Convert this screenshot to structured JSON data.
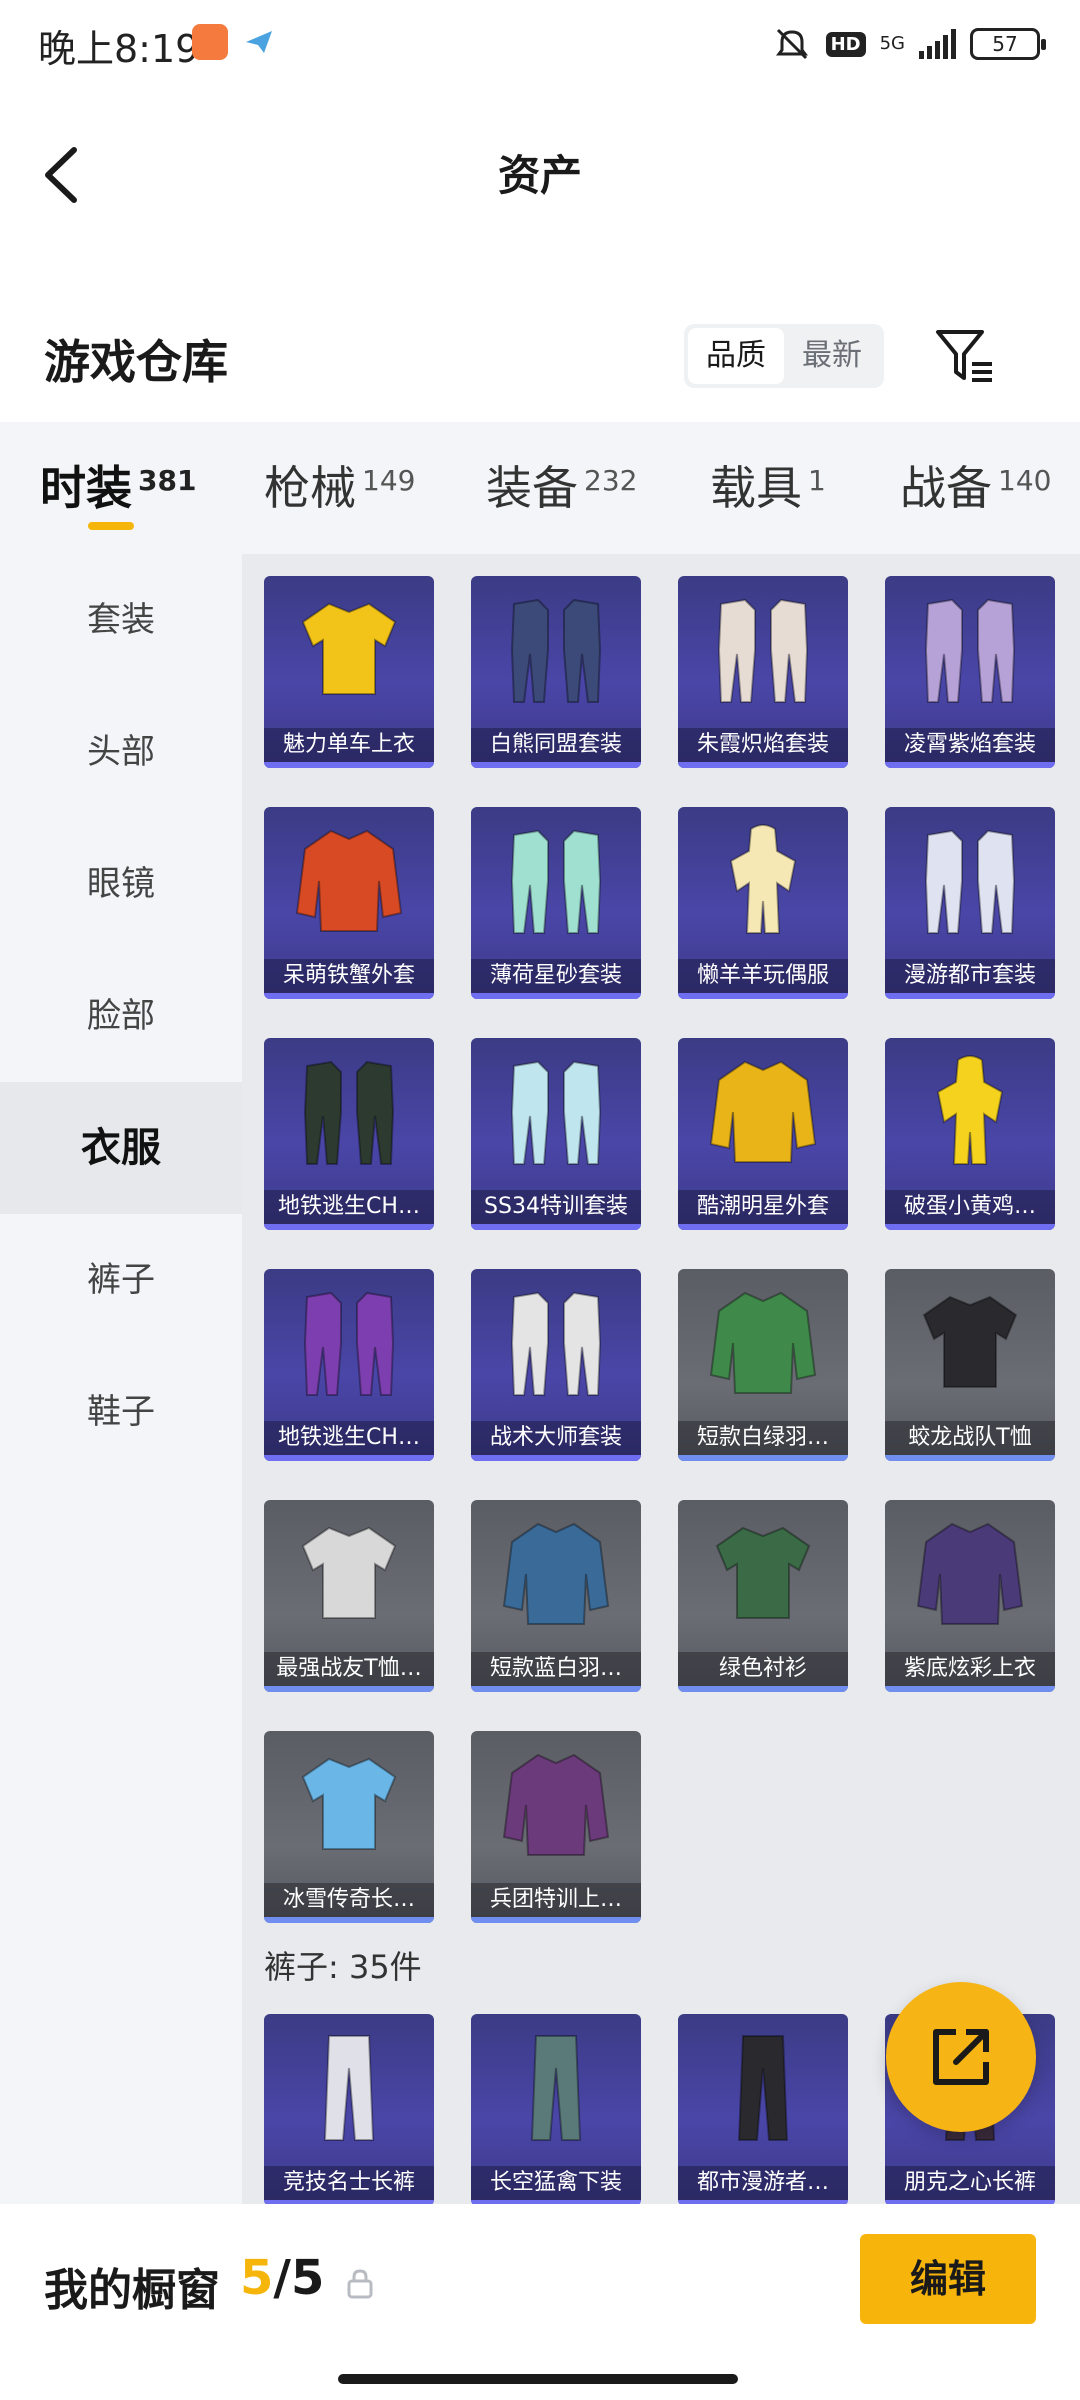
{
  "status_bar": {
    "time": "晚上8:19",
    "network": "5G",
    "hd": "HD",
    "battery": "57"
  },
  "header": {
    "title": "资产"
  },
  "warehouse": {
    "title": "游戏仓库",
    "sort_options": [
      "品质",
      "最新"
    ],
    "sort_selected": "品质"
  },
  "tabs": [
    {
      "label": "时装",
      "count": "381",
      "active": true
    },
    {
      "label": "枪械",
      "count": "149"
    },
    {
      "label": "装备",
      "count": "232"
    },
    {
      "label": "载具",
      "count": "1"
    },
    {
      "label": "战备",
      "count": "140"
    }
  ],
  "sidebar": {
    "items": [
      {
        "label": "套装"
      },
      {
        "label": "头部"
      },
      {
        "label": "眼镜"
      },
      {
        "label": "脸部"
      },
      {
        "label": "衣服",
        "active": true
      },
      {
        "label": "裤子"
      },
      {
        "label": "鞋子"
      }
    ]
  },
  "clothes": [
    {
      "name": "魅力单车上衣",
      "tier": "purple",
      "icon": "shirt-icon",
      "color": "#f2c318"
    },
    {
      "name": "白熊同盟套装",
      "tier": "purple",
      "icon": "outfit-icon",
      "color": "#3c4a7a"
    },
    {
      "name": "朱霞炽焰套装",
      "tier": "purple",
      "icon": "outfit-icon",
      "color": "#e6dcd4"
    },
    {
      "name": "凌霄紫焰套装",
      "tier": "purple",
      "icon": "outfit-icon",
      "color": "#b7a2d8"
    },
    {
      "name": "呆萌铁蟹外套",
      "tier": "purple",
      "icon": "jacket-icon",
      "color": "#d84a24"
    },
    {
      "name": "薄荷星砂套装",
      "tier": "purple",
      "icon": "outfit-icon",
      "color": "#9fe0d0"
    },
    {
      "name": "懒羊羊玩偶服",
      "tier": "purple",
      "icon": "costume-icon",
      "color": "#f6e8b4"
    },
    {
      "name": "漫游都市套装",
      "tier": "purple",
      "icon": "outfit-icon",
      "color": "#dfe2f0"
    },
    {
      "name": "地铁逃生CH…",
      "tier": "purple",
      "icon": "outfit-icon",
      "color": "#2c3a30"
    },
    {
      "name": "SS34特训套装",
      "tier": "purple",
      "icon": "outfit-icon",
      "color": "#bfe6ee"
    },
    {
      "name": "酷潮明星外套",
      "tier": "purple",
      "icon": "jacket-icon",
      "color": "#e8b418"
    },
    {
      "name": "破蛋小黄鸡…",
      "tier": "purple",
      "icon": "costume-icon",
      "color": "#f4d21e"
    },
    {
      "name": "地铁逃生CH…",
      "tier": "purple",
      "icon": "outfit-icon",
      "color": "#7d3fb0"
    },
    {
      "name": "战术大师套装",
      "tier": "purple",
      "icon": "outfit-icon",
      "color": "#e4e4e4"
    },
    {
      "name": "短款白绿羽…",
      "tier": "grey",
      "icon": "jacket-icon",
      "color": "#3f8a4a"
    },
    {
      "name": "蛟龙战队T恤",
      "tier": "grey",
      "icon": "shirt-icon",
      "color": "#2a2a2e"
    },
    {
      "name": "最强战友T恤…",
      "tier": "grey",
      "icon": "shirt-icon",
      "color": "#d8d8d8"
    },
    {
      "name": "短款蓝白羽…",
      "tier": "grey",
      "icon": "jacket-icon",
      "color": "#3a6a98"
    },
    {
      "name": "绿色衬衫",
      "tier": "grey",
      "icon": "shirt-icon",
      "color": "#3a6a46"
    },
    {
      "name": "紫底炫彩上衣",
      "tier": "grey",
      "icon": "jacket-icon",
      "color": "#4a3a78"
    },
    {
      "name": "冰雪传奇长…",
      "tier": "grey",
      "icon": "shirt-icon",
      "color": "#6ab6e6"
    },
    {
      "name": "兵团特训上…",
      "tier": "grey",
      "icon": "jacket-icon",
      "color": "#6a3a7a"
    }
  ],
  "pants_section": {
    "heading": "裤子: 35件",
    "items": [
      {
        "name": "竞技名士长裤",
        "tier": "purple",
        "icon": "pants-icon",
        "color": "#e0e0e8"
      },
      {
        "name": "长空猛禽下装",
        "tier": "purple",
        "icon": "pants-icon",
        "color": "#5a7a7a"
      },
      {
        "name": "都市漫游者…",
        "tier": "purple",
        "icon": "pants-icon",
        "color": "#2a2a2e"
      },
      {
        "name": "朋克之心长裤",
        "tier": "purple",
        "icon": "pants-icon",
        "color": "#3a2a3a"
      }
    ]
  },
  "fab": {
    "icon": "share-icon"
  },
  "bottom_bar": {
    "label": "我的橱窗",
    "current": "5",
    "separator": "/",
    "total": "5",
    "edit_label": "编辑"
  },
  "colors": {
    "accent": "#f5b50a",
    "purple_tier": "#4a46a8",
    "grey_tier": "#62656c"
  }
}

## Given problem
Quote the full listing above word for word; exclude every picture from the copy.

## The solution
Convert this screenshot to structured JSON data.
{
  "status_bar": {
    "time": "晚上8:19",
    "network": "5G",
    "hd": "HD",
    "battery": "57"
  },
  "header": {
    "title": "资产"
  },
  "warehouse": {
    "title": "游戏仓库",
    "sort_options": [
      "品质",
      "最新"
    ],
    "sort_selected": "品质"
  },
  "tabs": [
    {
      "label": "时装",
      "count": "381",
      "active": true
    },
    {
      "label": "枪械",
      "count": "149"
    },
    {
      "label": "装备",
      "count": "232"
    },
    {
      "label": "载具",
      "count": "1"
    },
    {
      "label": "战备",
      "count": "140"
    }
  ],
  "sidebar": {
    "items": [
      {
        "label": "套装"
      },
      {
        "label": "头部"
      },
      {
        "label": "眼镜"
      },
      {
        "label": "脸部"
      },
      {
        "label": "衣服",
        "active": true
      },
      {
        "label": "裤子"
      },
      {
        "label": "鞋子"
      }
    ]
  },
  "clothes": [
    {
      "name": "魅力单车上衣",
      "tier": "purple",
      "icon": "shirt-icon",
      "color": "#f2c318"
    },
    {
      "name": "白熊同盟套装",
      "tier": "purple",
      "icon": "outfit-icon",
      "color": "#3c4a7a"
    },
    {
      "name": "朱霞炽焰套装",
      "tier": "purple",
      "icon": "outfit-icon",
      "color": "#e6dcd4"
    },
    {
      "name": "凌霄紫焰套装",
      "tier": "purple",
      "icon": "outfit-icon",
      "color": "#b7a2d8"
    },
    {
      "name": "呆萌铁蟹外套",
      "tier": "purple",
      "icon": "jacket-icon",
      "color": "#d84a24"
    },
    {
      "name": "薄荷星砂套装",
      "tier": "purple",
      "icon": "outfit-icon",
      "color": "#9fe0d0"
    },
    {
      "name": "懒羊羊玩偶服",
      "tier": "purple",
      "icon": "costume-icon",
      "color": "#f6e8b4"
    },
    {
      "name": "漫游都市套装",
      "tier": "purple",
      "icon": "outfit-icon",
      "color": "#dfe2f0"
    },
    {
      "name": "地铁逃生CH…",
      "tier": "purple",
      "icon": "outfit-icon",
      "color": "#2c3a30"
    },
    {
      "name": "SS34特训套装",
      "tier": "purple",
      "icon": "outfit-icon",
      "color": "#bfe6ee"
    },
    {
      "name": "酷潮明星外套",
      "tier": "purple",
      "icon": "jacket-icon",
      "color": "#e8b418"
    },
    {
      "name": "破蛋小黄鸡…",
      "tier": "purple",
      "icon": "costume-icon",
      "color": "#f4d21e"
    },
    {
      "name": "地铁逃生CH…",
      "tier": "purple",
      "icon": "outfit-icon",
      "color": "#7d3fb0"
    },
    {
      "name": "战术大师套装",
      "tier": "purple",
      "icon": "outfit-icon",
      "color": "#e4e4e4"
    },
    {
      "name": "短款白绿羽…",
      "tier": "grey",
      "icon": "jacket-icon",
      "color": "#3f8a4a"
    },
    {
      "name": "蛟龙战队T恤",
      "tier": "grey",
      "icon": "shirt-icon",
      "color": "#2a2a2e"
    },
    {
      "name": "最强战友T恤…",
      "tier": "grey",
      "icon": "shirt-icon",
      "color": "#d8d8d8"
    },
    {
      "name": "短款蓝白羽…",
      "tier": "grey",
      "icon": "jacket-icon",
      "color": "#3a6a98"
    },
    {
      "name": "绿色衬衫",
      "tier": "grey",
      "icon": "shirt-icon",
      "color": "#3a6a46"
    },
    {
      "name": "紫底炫彩上衣",
      "tier": "grey",
      "icon": "jacket-icon",
      "color": "#4a3a78"
    },
    {
      "name": "冰雪传奇长…",
      "tier": "grey",
      "icon": "shirt-icon",
      "color": "#6ab6e6"
    },
    {
      "name": "兵团特训上…",
      "tier": "grey",
      "icon": "jacket-icon",
      "color": "#6a3a7a"
    }
  ],
  "pants_section": {
    "heading": "裤子: 35件",
    "items": [
      {
        "name": "竞技名士长裤",
        "tier": "purple",
        "icon": "pants-icon",
        "color": "#e0e0e8"
      },
      {
        "name": "长空猛禽下装",
        "tier": "purple",
        "icon": "pants-icon",
        "color": "#5a7a7a"
      },
      {
        "name": "都市漫游者…",
        "tier": "purple",
        "icon": "pants-icon",
        "color": "#2a2a2e"
      },
      {
        "name": "朋克之心长裤",
        "tier": "purple",
        "icon": "pants-icon",
        "color": "#3a2a3a"
      }
    ]
  },
  "fab": {
    "icon": "share-icon"
  },
  "bottom_bar": {
    "label": "我的橱窗",
    "current": "5",
    "separator": "/",
    "total": "5",
    "edit_label": "编辑"
  },
  "colors": {
    "accent": "#f5b50a",
    "purple_tier": "#4a46a8",
    "grey_tier": "#62656c"
  }
}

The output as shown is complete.